- **Instructions for the task**
Reproduce the listing below verbatim.
::: Record set
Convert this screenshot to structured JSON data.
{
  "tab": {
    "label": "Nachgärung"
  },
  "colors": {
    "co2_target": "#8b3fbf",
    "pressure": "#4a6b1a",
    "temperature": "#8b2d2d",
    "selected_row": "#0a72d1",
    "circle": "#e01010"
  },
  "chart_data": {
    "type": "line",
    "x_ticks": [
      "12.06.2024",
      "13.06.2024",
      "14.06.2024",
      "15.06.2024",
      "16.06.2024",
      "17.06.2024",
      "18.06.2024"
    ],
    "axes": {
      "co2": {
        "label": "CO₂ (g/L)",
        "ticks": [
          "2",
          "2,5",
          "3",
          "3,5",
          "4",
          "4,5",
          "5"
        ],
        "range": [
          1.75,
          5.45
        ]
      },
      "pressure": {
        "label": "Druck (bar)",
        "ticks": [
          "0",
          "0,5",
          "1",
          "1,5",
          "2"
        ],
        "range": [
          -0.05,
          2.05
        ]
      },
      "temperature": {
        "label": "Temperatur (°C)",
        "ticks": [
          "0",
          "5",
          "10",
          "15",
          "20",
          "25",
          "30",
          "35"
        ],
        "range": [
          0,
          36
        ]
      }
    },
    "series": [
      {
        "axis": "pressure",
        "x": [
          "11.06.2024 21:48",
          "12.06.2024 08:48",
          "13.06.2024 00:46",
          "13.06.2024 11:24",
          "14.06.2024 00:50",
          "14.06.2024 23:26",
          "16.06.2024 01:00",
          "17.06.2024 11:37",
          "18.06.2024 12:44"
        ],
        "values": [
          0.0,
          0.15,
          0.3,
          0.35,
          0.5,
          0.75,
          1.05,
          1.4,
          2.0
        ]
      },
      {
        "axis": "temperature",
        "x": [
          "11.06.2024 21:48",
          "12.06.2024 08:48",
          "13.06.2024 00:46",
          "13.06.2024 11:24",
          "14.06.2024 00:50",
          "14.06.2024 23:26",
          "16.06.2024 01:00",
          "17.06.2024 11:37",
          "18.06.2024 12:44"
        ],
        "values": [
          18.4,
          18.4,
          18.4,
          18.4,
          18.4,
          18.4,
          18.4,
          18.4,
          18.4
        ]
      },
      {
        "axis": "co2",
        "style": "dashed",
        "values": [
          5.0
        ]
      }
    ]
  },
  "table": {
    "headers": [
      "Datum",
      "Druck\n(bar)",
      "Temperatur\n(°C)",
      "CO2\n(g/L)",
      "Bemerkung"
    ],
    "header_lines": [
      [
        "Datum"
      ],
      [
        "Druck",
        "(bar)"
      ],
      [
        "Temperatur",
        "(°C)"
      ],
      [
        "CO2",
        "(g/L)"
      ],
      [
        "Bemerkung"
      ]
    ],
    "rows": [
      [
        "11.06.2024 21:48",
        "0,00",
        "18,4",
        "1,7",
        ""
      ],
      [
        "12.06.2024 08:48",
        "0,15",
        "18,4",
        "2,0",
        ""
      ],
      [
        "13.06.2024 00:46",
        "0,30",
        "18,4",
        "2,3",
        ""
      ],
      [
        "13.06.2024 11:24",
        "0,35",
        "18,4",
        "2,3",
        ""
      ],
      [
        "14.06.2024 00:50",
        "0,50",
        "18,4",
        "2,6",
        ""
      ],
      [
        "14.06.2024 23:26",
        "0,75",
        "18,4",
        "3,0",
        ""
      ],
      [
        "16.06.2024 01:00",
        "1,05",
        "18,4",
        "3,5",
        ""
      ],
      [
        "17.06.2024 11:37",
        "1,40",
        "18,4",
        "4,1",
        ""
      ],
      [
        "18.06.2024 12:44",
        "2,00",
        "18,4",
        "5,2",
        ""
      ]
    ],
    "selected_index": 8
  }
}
::::::
- **Reply to the exercise**
Convert this screenshot to structured JSON data.
{
  "tab": {
    "label": "Nachgärung"
  },
  "colors": {
    "co2_target": "#8b3fbf",
    "pressure": "#4a6b1a",
    "temperature": "#8b2d2d",
    "selected_row": "#0a72d1",
    "circle": "#e01010"
  },
  "chart_data": {
    "type": "line",
    "x_ticks": [
      "12.06.2024",
      "13.06.2024",
      "14.06.2024",
      "15.06.2024",
      "16.06.2024",
      "17.06.2024",
      "18.06.2024"
    ],
    "axes": {
      "co2": {
        "label": "CO₂ (g/L)",
        "ticks": [
          "2",
          "2,5",
          "3",
          "3,5",
          "4",
          "4,5",
          "5"
        ],
        "range": [
          1.75,
          5.45
        ]
      },
      "pressure": {
        "label": "Druck (bar)",
        "ticks": [
          "0",
          "0,5",
          "1",
          "1,5",
          "2"
        ],
        "range": [
          -0.05,
          2.05
        ]
      },
      "temperature": {
        "label": "Temperatur (°C)",
        "ticks": [
          "0",
          "5",
          "10",
          "15",
          "20",
          "25",
          "30",
          "35"
        ],
        "range": [
          0,
          36
        ]
      }
    },
    "series": [
      {
        "axis": "pressure",
        "x": [
          "11.06.2024 21:48",
          "12.06.2024 08:48",
          "13.06.2024 00:46",
          "13.06.2024 11:24",
          "14.06.2024 00:50",
          "14.06.2024 23:26",
          "16.06.2024 01:00",
          "17.06.2024 11:37",
          "18.06.2024 12:44"
        ],
        "values": [
          0.0,
          0.15,
          0.3,
          0.35,
          0.5,
          0.75,
          1.05,
          1.4,
          2.0
        ]
      },
      {
        "axis": "temperature",
        "x": [
          "11.06.2024 21:48",
          "12.06.2024 08:48",
          "13.06.2024 00:46",
          "13.06.2024 11:24",
          "14.06.2024 00:50",
          "14.06.2024 23:26",
          "16.06.2024 01:00",
          "17.06.2024 11:37",
          "18.06.2024 12:44"
        ],
        "values": [
          18.4,
          18.4,
          18.4,
          18.4,
          18.4,
          18.4,
          18.4,
          18.4,
          18.4
        ]
      },
      {
        "axis": "co2",
        "style": "dashed",
        "values": [
          5.0
        ]
      }
    ]
  },
  "table": {
    "headers": [
      "Datum",
      "Druck\n(bar)",
      "Temperatur\n(°C)",
      "CO2\n(g/L)",
      "Bemerkung"
    ],
    "header_lines": [
      [
        "Datum"
      ],
      [
        "Druck",
        "(bar)"
      ],
      [
        "Temperatur",
        "(°C)"
      ],
      [
        "CO2",
        "(g/L)"
      ],
      [
        "Bemerkung"
      ]
    ],
    "rows": [
      [
        "11.06.2024 21:48",
        "0,00",
        "18,4",
        "1,7",
        ""
      ],
      [
        "12.06.2024 08:48",
        "0,15",
        "18,4",
        "2,0",
        ""
      ],
      [
        "13.06.2024 00:46",
        "0,30",
        "18,4",
        "2,3",
        ""
      ],
      [
        "13.06.2024 11:24",
        "0,35",
        "18,4",
        "2,3",
        ""
      ],
      [
        "14.06.2024 00:50",
        "0,50",
        "18,4",
        "2,6",
        ""
      ],
      [
        "14.06.2024 23:26",
        "0,75",
        "18,4",
        "3,0",
        ""
      ],
      [
        "16.06.2024 01:00",
        "1,05",
        "18,4",
        "3,5",
        ""
      ],
      [
        "17.06.2024 11:37",
        "1,40",
        "18,4",
        "4,1",
        ""
      ],
      [
        "18.06.2024 12:44",
        "2,00",
        "18,4",
        "5,2",
        ""
      ]
    ],
    "selected_index": 8
  }
}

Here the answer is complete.